__The exercise__. Please repeat the entries word for word, from the start of the entries through the line with "x-tick-label: 2 (1251, 782, 1270, 823)", including both ends.

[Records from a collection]
%%

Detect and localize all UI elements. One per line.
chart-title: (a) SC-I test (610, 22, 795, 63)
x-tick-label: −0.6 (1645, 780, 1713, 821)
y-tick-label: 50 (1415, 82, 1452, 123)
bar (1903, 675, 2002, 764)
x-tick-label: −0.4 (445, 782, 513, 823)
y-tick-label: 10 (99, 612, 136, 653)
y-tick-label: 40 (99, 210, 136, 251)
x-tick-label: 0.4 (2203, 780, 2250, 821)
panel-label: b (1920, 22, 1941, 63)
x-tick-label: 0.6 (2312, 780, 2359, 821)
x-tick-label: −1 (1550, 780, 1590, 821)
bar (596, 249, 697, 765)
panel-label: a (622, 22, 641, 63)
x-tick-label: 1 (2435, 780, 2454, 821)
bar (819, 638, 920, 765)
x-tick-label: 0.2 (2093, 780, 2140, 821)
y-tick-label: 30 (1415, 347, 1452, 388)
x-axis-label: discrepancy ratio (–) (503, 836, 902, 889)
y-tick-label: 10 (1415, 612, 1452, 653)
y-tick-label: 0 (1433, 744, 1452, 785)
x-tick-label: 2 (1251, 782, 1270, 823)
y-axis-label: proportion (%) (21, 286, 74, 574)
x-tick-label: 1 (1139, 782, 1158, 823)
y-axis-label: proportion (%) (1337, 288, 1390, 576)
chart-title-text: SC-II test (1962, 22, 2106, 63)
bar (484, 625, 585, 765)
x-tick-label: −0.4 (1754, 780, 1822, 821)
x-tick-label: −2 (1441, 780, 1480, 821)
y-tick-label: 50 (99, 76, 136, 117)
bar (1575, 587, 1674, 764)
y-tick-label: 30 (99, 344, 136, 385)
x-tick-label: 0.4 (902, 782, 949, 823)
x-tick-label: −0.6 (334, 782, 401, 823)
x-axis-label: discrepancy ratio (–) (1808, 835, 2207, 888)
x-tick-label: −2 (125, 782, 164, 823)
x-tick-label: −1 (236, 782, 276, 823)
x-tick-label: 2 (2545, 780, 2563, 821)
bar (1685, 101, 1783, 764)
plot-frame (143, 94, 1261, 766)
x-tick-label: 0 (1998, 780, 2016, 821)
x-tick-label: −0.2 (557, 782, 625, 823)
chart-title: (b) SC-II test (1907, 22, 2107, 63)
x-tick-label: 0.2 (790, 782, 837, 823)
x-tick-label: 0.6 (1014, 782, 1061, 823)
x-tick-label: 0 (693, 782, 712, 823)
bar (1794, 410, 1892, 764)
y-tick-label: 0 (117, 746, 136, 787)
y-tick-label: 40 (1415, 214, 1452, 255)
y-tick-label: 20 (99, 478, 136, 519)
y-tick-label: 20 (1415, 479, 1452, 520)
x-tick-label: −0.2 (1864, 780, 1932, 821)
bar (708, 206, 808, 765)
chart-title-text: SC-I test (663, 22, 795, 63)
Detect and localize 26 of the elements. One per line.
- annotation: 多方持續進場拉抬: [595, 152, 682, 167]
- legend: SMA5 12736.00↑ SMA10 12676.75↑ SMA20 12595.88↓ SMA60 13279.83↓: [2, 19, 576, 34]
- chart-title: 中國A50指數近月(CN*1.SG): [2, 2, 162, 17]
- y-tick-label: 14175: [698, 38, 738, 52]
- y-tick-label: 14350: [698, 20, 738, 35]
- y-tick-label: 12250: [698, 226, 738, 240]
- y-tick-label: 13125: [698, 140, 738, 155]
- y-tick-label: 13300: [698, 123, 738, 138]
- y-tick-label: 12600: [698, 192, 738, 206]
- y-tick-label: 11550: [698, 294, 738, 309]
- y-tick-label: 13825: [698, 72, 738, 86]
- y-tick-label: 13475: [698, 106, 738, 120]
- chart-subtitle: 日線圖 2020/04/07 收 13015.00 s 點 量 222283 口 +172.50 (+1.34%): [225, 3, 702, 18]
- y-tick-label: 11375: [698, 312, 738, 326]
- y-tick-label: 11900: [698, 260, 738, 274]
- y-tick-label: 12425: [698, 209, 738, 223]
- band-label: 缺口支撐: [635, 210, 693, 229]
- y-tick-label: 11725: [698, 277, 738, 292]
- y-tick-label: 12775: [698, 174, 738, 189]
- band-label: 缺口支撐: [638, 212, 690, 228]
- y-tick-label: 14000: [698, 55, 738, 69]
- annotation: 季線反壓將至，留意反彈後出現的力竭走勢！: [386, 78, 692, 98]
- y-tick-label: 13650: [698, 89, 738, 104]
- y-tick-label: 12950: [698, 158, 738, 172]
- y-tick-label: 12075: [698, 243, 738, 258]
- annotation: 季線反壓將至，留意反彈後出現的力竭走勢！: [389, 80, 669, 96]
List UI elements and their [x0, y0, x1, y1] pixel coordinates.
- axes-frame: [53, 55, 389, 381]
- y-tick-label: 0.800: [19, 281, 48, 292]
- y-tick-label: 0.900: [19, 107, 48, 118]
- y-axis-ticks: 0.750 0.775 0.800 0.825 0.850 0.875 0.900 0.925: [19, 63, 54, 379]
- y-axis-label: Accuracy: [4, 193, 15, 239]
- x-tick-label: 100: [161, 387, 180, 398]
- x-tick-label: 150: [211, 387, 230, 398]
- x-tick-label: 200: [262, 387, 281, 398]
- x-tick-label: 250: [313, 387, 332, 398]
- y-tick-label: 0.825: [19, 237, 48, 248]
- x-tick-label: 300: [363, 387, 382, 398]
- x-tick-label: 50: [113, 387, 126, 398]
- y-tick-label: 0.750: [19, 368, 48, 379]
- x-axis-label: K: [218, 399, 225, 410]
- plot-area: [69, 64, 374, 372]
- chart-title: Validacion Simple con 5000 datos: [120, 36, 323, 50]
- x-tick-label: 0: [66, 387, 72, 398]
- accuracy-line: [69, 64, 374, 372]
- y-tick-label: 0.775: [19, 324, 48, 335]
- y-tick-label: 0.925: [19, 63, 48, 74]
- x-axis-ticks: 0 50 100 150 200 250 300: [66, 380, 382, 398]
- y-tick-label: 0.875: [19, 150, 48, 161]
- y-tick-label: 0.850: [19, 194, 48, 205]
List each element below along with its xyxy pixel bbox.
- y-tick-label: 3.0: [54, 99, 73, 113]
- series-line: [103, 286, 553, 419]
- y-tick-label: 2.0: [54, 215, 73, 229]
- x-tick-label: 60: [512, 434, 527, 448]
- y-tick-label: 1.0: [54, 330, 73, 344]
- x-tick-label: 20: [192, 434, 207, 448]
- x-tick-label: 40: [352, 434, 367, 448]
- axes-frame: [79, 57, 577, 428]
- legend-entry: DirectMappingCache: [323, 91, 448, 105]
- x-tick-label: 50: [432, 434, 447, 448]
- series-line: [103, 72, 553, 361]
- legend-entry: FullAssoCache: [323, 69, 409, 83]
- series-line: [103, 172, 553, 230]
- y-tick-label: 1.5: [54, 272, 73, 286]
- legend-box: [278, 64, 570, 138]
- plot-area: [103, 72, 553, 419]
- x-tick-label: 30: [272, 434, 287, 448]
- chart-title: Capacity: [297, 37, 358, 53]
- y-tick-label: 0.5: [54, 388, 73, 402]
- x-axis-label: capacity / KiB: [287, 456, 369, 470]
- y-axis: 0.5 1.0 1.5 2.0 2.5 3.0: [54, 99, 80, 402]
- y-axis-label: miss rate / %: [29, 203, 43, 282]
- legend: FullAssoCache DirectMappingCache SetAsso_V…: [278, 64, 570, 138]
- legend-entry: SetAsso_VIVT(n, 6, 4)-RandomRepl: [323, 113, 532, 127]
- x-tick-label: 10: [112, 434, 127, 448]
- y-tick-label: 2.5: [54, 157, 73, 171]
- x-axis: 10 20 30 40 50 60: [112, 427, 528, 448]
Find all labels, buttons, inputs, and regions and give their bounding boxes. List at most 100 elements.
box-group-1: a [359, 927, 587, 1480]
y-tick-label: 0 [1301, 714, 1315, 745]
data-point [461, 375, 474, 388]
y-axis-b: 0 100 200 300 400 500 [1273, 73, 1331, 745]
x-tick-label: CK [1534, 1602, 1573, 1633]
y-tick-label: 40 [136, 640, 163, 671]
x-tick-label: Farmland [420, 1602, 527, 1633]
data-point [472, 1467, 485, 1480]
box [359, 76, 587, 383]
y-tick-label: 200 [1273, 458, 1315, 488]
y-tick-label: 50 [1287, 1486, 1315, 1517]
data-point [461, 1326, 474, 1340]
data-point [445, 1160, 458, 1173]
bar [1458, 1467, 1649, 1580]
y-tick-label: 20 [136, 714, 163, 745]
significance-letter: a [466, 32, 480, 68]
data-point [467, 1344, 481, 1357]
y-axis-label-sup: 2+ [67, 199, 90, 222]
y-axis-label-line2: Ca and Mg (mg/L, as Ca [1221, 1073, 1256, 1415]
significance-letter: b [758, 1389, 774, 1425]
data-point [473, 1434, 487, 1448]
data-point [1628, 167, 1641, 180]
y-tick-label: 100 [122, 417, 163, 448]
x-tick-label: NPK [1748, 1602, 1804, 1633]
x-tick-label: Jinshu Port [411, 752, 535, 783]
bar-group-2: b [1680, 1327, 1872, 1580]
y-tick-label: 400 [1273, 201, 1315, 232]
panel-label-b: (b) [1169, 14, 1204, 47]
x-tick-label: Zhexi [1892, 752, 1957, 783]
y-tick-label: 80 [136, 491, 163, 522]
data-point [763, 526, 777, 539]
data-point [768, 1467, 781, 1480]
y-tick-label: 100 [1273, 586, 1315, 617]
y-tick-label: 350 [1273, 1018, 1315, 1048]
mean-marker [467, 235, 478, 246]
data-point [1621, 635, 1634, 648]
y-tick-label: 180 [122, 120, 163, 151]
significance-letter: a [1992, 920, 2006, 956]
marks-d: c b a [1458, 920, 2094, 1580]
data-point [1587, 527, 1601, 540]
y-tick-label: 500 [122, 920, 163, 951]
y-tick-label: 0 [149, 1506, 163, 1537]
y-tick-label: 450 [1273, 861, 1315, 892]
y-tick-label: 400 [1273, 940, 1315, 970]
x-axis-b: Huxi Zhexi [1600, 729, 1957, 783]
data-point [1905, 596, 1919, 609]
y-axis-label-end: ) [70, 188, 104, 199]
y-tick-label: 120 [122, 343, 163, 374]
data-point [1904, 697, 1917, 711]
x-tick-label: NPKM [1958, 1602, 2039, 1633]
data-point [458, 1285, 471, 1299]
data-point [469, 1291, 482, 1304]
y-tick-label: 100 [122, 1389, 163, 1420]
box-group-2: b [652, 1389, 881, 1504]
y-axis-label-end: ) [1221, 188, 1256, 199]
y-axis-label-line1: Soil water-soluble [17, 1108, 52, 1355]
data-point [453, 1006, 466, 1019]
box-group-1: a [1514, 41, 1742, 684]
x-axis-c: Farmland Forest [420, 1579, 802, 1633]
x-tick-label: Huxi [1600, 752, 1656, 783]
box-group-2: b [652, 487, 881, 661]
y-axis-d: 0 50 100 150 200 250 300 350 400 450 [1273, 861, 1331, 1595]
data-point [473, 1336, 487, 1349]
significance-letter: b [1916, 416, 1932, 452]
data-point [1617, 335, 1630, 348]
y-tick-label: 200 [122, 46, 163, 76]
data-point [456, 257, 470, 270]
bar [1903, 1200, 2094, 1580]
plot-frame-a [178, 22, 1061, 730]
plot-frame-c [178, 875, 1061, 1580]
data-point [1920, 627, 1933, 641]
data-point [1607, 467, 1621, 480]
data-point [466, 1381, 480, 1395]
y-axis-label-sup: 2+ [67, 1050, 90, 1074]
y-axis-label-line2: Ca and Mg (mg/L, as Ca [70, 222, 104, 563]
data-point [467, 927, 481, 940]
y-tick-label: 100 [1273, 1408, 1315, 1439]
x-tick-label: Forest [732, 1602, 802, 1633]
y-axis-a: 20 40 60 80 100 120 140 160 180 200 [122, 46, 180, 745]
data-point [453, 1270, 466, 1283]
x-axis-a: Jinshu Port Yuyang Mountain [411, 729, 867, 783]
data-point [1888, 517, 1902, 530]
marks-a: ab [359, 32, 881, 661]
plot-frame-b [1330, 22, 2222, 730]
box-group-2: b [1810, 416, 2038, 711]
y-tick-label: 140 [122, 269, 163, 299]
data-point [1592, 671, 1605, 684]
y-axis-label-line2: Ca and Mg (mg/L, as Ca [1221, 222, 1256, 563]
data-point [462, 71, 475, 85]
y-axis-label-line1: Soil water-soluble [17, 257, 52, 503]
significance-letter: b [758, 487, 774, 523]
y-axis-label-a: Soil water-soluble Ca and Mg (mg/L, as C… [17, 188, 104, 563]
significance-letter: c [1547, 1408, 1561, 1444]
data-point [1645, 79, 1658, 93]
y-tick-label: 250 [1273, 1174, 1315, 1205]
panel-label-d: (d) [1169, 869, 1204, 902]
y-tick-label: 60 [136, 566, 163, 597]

%%

__Result__.
Detect and localize all UI elements. One per line.
chart-title: (a) SC-I test (610, 22, 795, 63)
x-tick-label: −0.6 (1645, 780, 1713, 821)
y-tick-label: 50 (1415, 82, 1452, 123)
bar (1903, 675, 2002, 764)
x-tick-label: −0.4 (445, 782, 513, 823)
y-tick-label: 10 (99, 612, 136, 653)
y-tick-label: 40 (99, 210, 136, 251)
x-tick-label: 0.4 (2203, 780, 2250, 821)
panel-label: b (1920, 22, 1941, 63)
x-tick-label: 0.6 (2312, 780, 2359, 821)
x-tick-label: −1 (1550, 780, 1590, 821)
bar (596, 249, 697, 765)
panel-label: a (622, 22, 641, 63)
x-tick-label: 1 (2435, 780, 2454, 821)
bar (819, 638, 920, 765)
x-tick-label: 0.2 (2093, 780, 2140, 821)
y-tick-label: 30 (1415, 347, 1452, 388)
x-axis-label: discrepancy ratio (–) (503, 836, 902, 889)
y-tick-label: 10 (1415, 612, 1452, 653)
y-tick-label: 0 (1433, 744, 1452, 785)
x-tick-label: 2 (1251, 782, 1270, 823)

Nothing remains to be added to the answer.